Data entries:
--------------------------------
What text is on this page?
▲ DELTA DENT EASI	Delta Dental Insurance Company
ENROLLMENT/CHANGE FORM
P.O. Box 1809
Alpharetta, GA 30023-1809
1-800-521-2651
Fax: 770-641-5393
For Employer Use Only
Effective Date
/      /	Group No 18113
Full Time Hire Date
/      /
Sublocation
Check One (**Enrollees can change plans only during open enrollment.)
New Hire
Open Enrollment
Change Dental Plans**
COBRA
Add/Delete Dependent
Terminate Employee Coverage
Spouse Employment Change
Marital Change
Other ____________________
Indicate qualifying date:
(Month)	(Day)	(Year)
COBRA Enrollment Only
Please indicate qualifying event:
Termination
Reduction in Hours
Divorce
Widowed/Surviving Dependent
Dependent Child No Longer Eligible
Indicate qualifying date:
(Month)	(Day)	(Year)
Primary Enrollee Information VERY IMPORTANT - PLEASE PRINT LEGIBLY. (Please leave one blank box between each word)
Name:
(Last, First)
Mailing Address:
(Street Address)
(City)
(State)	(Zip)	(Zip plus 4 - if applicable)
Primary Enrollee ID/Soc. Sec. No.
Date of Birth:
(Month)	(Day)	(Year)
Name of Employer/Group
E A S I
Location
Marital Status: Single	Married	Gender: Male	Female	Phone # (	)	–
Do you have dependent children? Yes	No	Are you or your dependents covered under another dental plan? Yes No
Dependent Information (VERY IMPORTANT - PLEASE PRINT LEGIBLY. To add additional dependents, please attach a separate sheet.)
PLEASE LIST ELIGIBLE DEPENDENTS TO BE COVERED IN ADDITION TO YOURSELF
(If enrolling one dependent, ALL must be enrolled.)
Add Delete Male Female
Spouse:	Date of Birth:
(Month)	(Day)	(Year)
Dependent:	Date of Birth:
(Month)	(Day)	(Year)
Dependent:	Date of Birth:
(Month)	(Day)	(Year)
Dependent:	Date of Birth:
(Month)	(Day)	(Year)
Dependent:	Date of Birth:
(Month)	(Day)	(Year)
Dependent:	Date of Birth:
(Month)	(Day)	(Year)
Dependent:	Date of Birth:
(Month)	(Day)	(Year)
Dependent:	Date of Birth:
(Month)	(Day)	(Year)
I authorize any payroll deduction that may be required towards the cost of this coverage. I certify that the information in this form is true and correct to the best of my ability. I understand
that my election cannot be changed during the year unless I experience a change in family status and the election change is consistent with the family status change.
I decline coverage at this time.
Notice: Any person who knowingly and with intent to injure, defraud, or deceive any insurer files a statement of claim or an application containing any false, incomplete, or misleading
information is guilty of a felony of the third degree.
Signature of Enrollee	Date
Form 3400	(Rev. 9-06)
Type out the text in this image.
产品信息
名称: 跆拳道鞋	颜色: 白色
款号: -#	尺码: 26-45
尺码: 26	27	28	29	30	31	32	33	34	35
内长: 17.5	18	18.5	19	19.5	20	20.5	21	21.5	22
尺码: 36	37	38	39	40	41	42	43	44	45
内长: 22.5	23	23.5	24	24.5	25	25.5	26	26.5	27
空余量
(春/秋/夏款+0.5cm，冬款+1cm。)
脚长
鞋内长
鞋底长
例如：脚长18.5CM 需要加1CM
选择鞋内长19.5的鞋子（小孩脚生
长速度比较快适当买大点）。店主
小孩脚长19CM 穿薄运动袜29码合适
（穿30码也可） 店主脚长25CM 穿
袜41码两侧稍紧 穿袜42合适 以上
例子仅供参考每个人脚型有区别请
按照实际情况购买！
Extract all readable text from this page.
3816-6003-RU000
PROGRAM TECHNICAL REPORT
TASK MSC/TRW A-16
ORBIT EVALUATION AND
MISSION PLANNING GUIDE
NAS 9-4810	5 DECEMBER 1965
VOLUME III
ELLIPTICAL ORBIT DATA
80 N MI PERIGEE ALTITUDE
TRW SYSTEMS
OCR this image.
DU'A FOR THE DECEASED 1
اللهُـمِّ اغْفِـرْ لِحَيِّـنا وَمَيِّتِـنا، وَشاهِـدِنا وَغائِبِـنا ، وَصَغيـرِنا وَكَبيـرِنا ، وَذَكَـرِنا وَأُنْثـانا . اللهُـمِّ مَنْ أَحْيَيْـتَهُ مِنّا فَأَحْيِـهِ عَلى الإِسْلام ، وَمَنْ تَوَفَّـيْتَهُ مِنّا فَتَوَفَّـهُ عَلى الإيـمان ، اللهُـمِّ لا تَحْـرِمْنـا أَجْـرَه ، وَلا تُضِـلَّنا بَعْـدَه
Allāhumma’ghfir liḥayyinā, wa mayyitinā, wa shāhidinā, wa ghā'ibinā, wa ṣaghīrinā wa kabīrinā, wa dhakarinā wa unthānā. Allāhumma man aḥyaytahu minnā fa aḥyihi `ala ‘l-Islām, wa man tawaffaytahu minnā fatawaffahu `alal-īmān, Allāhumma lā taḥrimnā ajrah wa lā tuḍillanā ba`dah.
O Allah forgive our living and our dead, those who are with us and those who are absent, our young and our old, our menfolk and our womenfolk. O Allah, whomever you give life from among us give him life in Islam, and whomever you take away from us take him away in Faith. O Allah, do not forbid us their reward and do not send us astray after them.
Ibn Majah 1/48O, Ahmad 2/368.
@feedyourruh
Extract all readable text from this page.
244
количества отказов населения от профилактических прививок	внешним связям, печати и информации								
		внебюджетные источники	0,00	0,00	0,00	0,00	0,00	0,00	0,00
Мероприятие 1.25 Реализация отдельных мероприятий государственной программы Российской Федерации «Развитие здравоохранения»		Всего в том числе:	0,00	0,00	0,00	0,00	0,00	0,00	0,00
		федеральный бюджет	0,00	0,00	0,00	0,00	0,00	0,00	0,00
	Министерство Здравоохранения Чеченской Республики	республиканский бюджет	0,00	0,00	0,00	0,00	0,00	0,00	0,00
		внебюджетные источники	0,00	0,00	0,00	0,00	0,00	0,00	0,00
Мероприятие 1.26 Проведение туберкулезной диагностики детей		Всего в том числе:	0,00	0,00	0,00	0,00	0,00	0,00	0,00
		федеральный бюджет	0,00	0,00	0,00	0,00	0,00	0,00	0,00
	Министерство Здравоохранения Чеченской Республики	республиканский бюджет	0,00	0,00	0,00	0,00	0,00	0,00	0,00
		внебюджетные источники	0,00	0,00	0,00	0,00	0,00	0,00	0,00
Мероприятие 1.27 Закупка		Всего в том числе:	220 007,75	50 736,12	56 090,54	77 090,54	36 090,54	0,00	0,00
--------------------------------
THE EXERCISE - Going through the entries above, tally each line that has the word "during". Answer with the number only.

CORRECT RESULT - 2